Given problem:
Within the records that follow, find every line containing the string "другие". Copy those lines.

Exercise inputs:
+--
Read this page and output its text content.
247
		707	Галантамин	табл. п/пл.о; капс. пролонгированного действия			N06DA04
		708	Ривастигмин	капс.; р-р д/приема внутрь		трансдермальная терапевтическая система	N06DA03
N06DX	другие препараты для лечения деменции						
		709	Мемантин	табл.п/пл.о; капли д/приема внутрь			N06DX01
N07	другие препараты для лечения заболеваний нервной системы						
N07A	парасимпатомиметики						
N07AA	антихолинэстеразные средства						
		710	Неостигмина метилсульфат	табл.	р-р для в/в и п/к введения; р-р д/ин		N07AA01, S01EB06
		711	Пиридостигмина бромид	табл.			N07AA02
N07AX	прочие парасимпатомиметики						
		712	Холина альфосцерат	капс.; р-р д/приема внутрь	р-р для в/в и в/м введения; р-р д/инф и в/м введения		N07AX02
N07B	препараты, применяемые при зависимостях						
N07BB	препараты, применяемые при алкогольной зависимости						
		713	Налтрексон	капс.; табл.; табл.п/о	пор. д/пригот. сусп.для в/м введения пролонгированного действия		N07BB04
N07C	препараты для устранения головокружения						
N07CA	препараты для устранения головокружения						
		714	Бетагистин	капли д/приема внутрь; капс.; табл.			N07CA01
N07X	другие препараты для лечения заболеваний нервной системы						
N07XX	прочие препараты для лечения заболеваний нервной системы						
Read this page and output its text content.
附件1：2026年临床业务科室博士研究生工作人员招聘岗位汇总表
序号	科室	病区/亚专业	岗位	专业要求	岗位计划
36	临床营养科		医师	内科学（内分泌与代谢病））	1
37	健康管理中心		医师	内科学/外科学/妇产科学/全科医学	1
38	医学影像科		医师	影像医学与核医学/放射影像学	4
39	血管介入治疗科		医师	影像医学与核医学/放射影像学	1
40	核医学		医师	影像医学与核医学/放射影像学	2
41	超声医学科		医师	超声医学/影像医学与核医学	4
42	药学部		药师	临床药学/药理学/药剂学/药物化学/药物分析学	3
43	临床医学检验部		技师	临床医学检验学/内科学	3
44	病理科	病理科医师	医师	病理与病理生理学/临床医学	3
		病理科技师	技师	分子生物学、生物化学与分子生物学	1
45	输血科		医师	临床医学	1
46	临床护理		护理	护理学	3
+--
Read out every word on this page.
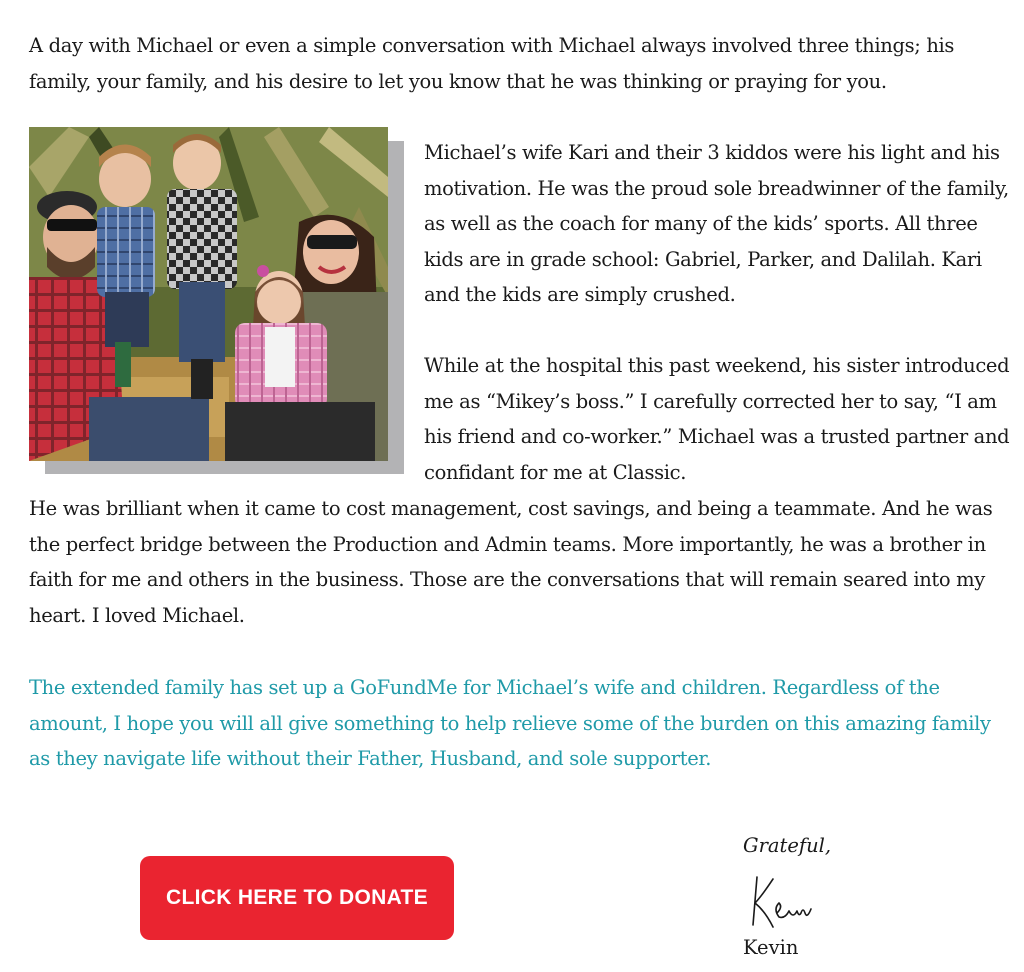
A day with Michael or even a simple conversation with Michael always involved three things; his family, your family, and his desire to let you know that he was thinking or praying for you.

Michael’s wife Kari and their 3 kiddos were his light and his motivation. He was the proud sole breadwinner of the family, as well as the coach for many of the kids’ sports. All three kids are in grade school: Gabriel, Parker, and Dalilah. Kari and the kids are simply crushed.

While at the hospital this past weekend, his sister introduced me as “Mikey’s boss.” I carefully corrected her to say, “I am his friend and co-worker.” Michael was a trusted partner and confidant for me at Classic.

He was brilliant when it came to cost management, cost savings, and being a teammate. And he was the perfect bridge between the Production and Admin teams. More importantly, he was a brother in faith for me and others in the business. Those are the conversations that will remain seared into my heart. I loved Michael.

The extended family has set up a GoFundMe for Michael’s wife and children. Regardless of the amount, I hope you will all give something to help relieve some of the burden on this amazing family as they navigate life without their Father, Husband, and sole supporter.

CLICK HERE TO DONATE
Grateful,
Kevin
+--
Written answer:
N06DX	другие препараты для лечения деменции						
N07	другие препараты для лечения заболеваний нервной системы						
N07X	другие препараты для лечения заболеваний нервной системы						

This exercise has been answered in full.